▶ **TASK BRIEF**
Comb the records below for the string "What" and copy each line where it turns up.

============

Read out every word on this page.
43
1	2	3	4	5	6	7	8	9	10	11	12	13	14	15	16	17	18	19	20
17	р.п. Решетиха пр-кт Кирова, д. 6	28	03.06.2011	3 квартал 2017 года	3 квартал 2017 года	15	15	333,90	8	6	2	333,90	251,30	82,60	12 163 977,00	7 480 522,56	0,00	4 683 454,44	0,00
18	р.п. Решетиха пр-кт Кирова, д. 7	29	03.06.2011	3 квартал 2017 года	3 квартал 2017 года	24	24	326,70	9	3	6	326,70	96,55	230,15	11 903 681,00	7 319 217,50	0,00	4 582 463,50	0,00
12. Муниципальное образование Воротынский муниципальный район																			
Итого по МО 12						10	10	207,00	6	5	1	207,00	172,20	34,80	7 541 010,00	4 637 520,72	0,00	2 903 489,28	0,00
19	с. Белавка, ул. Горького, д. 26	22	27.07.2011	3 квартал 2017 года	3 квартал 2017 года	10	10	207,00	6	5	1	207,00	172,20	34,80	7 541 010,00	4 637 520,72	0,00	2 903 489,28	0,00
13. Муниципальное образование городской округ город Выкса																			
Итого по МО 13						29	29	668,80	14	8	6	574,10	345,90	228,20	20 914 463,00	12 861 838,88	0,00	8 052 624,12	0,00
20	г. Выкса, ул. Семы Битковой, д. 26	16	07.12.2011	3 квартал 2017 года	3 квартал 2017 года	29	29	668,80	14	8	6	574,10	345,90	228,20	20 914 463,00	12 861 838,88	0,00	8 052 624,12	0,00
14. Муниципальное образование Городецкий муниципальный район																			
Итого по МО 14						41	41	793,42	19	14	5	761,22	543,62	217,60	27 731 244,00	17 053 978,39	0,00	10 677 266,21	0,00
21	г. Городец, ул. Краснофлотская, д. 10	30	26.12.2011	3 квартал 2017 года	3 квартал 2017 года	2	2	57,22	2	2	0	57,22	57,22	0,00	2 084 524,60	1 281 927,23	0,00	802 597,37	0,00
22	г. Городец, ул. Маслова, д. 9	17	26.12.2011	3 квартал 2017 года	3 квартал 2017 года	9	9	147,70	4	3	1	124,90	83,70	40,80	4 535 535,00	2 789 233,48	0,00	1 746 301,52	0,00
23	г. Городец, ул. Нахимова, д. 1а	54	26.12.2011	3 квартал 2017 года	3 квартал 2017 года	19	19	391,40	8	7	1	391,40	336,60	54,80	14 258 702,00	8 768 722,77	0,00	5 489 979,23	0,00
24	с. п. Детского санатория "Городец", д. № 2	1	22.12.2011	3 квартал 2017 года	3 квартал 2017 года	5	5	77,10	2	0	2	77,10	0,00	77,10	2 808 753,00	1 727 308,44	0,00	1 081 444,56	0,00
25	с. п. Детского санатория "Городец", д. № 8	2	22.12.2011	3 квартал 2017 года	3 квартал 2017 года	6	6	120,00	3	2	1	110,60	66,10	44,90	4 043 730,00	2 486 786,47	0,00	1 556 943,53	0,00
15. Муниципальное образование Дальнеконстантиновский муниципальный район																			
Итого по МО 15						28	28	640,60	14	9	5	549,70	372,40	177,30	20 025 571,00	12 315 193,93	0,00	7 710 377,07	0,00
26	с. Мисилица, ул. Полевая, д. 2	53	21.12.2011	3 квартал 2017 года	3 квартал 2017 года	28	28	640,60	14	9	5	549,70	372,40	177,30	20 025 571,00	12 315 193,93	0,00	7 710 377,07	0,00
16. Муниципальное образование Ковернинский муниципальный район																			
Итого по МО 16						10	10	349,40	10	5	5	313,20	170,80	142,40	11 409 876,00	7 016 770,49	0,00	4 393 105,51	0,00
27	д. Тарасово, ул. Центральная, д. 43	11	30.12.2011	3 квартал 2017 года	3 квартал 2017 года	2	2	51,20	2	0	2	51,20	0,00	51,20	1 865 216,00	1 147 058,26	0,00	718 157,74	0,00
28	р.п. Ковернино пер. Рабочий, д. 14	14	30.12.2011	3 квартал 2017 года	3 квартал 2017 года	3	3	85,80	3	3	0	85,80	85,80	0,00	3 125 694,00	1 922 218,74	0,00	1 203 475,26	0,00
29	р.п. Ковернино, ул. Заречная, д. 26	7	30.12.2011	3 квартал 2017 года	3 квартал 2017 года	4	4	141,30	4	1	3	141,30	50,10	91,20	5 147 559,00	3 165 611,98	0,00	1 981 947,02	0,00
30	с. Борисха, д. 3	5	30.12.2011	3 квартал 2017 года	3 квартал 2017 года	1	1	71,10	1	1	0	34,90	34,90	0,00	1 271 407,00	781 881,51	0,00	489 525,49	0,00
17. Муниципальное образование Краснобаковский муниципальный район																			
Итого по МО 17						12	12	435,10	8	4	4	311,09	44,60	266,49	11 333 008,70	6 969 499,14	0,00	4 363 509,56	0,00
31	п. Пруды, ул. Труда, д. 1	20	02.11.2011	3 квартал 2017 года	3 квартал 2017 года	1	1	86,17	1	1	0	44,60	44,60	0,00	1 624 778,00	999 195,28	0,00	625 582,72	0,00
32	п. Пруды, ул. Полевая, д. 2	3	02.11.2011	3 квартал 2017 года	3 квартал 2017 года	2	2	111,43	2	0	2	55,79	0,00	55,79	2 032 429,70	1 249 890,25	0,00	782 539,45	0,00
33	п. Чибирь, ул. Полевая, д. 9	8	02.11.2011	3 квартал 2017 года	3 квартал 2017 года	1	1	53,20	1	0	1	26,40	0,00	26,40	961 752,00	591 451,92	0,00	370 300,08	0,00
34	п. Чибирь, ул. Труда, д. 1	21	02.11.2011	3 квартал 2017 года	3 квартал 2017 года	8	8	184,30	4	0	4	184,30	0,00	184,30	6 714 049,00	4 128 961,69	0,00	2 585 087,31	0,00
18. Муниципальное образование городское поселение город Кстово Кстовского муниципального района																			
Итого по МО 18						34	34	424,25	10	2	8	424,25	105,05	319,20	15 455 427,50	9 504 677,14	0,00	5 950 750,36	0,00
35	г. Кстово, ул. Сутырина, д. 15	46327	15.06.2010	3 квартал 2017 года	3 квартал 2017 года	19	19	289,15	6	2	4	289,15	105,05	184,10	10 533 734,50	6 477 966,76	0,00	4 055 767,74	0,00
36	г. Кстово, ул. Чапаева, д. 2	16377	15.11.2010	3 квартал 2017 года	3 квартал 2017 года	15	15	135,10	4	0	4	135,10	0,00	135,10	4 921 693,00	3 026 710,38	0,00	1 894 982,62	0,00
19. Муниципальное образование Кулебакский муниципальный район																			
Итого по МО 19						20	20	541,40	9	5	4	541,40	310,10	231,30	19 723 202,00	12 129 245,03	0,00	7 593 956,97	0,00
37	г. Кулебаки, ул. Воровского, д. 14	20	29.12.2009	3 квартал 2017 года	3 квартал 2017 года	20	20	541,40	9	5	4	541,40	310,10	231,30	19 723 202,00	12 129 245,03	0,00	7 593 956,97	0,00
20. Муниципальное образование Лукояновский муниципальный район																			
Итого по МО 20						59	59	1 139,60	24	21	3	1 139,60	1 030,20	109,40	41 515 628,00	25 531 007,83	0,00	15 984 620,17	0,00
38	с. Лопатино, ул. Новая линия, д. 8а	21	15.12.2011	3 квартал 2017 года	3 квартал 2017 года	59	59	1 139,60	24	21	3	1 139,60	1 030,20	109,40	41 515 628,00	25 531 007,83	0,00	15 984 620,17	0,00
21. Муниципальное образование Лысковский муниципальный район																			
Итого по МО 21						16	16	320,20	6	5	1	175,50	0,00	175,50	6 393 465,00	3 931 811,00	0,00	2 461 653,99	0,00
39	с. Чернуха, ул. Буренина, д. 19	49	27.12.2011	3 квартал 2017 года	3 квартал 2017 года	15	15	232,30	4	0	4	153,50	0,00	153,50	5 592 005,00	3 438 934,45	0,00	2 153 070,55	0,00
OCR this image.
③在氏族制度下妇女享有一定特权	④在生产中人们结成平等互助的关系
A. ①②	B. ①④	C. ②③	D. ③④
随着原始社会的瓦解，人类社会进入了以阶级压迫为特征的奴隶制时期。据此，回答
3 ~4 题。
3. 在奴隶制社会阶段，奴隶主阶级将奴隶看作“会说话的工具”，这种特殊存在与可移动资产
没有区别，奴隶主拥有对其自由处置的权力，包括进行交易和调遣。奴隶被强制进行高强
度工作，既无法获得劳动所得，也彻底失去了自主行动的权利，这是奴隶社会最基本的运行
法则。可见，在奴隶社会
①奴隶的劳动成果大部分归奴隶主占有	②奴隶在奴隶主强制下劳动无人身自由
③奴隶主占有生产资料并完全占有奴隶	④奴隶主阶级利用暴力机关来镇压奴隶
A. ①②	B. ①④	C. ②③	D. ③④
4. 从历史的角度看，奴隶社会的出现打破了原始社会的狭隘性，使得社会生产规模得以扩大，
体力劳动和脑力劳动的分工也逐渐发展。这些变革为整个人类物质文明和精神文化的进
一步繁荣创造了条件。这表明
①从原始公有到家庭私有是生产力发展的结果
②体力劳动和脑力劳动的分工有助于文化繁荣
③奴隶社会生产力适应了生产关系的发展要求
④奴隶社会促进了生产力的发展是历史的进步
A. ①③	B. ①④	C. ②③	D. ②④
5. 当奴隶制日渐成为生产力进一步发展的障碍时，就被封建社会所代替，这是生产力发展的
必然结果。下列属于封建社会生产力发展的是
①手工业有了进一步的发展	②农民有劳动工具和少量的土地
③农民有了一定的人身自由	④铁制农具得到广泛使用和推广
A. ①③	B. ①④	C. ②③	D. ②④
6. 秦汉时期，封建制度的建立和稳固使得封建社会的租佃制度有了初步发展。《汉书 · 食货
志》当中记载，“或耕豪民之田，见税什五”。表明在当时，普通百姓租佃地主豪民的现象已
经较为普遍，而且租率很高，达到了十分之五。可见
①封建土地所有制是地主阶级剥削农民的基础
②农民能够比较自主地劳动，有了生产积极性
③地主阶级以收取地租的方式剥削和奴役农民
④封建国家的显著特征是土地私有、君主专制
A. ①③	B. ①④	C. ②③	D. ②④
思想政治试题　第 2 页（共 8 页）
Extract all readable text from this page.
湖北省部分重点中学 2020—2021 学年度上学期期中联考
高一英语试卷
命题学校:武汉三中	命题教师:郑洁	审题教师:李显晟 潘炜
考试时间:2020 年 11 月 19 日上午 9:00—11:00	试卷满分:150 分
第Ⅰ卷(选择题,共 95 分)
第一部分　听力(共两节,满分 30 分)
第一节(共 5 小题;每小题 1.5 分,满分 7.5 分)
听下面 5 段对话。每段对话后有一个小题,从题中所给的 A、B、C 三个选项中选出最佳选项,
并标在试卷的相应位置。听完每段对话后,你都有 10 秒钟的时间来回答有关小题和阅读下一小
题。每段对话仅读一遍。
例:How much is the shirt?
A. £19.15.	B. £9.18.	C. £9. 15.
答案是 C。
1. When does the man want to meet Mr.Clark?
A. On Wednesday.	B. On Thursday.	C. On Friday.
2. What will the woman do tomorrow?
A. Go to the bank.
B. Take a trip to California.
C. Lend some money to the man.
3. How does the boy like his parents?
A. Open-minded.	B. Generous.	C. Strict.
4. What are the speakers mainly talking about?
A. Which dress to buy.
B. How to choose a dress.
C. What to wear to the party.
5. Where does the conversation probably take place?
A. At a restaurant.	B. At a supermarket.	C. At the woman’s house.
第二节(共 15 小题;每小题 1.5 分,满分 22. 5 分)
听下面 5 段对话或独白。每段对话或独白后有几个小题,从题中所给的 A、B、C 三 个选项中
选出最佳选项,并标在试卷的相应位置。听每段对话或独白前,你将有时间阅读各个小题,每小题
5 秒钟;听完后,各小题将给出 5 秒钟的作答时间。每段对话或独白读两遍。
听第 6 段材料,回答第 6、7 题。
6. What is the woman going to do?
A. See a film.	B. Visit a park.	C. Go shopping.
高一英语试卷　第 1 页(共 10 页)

============

▶ **FULL ANSWER**
2. What will the woman do tomorrow?
4. What are the speakers mainly talking about?
C. What to wear to the party.
6. What is the woman going to do?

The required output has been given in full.